Return every record below exactly as written, but leave out the pictures.

Data items:
-- Start --

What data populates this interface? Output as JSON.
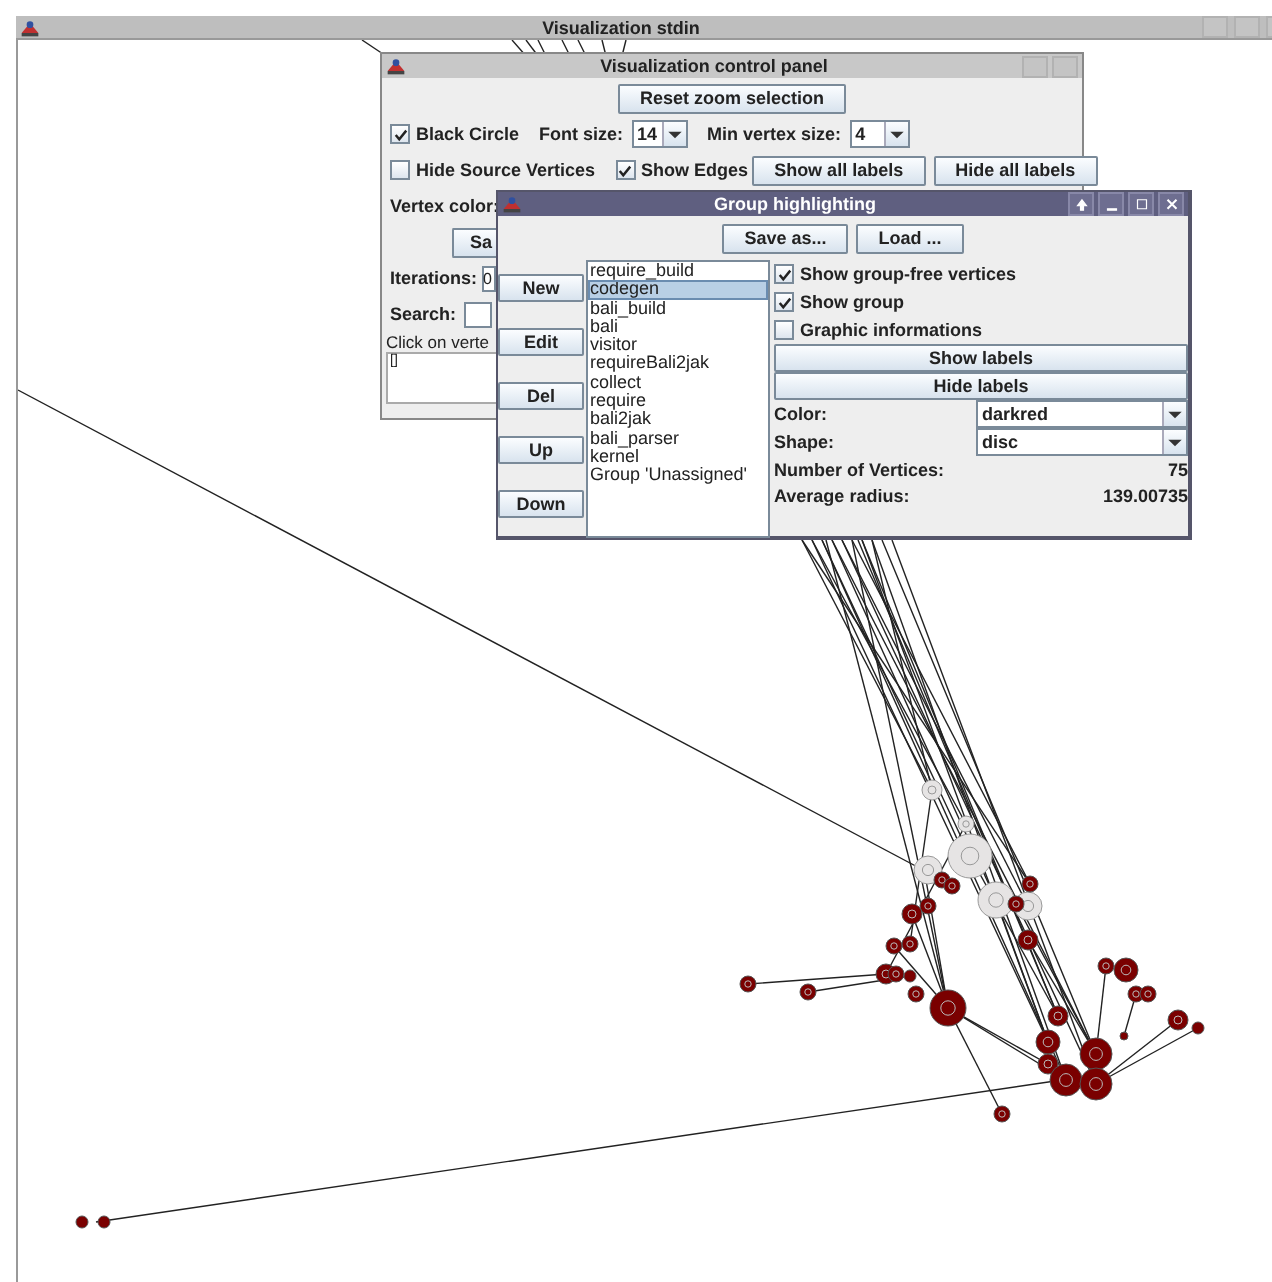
{
  "main_window": {
    "title": "Visualization stdin"
  },
  "control_panel": {
    "title": "Visualization control panel",
    "reset_button": "Reset zoom selection",
    "black_circle": {
      "label": "Black Circle",
      "checked": true
    },
    "font_size": {
      "label": "Font size:",
      "value": "14"
    },
    "min_vertex_size": {
      "label": "Min vertex size:",
      "value": "4"
    },
    "hide_source_vertices": {
      "label": "Hide Source Vertices",
      "checked": false
    },
    "show_edges": {
      "label": "Show Edges",
      "checked": true
    },
    "show_all_labels": "Show all labels",
    "hide_all_labels": "Hide all labels",
    "vertex_color_label": "Vertex color:",
    "save_button": "Sa",
    "iterations_label": "Iterations:",
    "iterations_value": "0",
    "search_label": "Search:",
    "click_hint": "Click on verte",
    "output": "[]"
  },
  "group_window": {
    "title": "Group highlighting",
    "save_as": "Save as...",
    "load": "Load ...",
    "side_buttons": [
      "New",
      "Edit",
      "Del",
      "Up",
      "Down"
    ],
    "groups": [
      {
        "label": "require_build",
        "selected": false
      },
      {
        "label": "codegen",
        "selected": true
      },
      {
        "label": "bali_build",
        "selected": false
      },
      {
        "label": "bali",
        "selected": false
      },
      {
        "label": "visitor",
        "selected": false
      },
      {
        "label": "requireBali2jak",
        "selected": false
      },
      {
        "label": "collect",
        "selected": false
      },
      {
        "label": "require",
        "selected": false
      },
      {
        "label": "bali2jak",
        "selected": false
      },
      {
        "label": "bali_parser",
        "selected": false
      },
      {
        "label": "kernel",
        "selected": false
      },
      {
        "label": "Group 'Unassigned'",
        "selected": false
      }
    ],
    "options": [
      {
        "label": "Show group-free vertices",
        "checked": true
      },
      {
        "label": "Show group",
        "checked": true
      },
      {
        "label": "Graphic informations",
        "checked": false
      }
    ],
    "show_labels": "Show labels",
    "hide_labels": "Hide labels",
    "color": {
      "label": "Color:",
      "value": "darkred"
    },
    "shape": {
      "label": "Shape:",
      "value": "disc"
    },
    "number_of_vertices": {
      "label": "Number of Vertices:",
      "value": "75"
    },
    "average_radius": {
      "label": "Average radius:",
      "value": "139.00735"
    }
  }
}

-- End --

▸ WRITTEN SOLUTION
What data populates this interface? Output as JSON.
{
  "main_window": {
    "title": "Visualization stdin"
  },
  "control_panel": {
    "title": "Visualization control panel",
    "reset_button": "Reset zoom selection",
    "black_circle": {
      "label": "Black Circle",
      "checked": true
    },
    "font_size": {
      "label": "Font size:",
      "value": "14"
    },
    "min_vertex_size": {
      "label": "Min vertex size:",
      "value": "4"
    },
    "hide_source_vertices": {
      "label": "Hide Source Vertices",
      "checked": false
    },
    "show_edges": {
      "label": "Show Edges",
      "checked": true
    },
    "show_all_labels": "Show all labels",
    "hide_all_labels": "Hide all labels",
    "vertex_color_label": "Vertex color:",
    "save_button": "Sa",
    "iterations_label": "Iterations:",
    "iterations_value": "0",
    "search_label": "Search:",
    "click_hint": "Click on verte",
    "output": "[]"
  },
  "group_window": {
    "title": "Group highlighting",
    "save_as": "Save as...",
    "load": "Load ...",
    "side_buttons": [
      "New",
      "Edit",
      "Del",
      "Up",
      "Down"
    ],
    "groups": [
      {
        "label": "require_build",
        "selected": false
      },
      {
        "label": "codegen",
        "selected": true
      },
      {
        "label": "bali_build",
        "selected": false
      },
      {
        "label": "bali",
        "selected": false
      },
      {
        "label": "visitor",
        "selected": false
      },
      {
        "label": "requireBali2jak",
        "selected": false
      },
      {
        "label": "collect",
        "selected": false
      },
      {
        "label": "require",
        "selected": false
      },
      {
        "label": "bali2jak",
        "selected": false
      },
      {
        "label": "bali_parser",
        "selected": false
      },
      {
        "label": "kernel",
        "selected": false
      },
      {
        "label": "Group 'Unassigned'",
        "selected": false
      }
    ],
    "options": [
      {
        "label": "Show group-free vertices",
        "checked": true
      },
      {
        "label": "Show group",
        "checked": true
      },
      {
        "label": "Graphic informations",
        "checked": false
      }
    ],
    "show_labels": "Show labels",
    "hide_labels": "Hide labels",
    "color": {
      "label": "Color:",
      "value": "darkred"
    },
    "shape": {
      "label": "Shape:",
      "value": "disc"
    },
    "number_of_vertices": {
      "label": "Number of Vertices:",
      "value": "75"
    },
    "average_radius": {
      "label": "Average radius:",
      "value": "139.00735"
    }
  }
}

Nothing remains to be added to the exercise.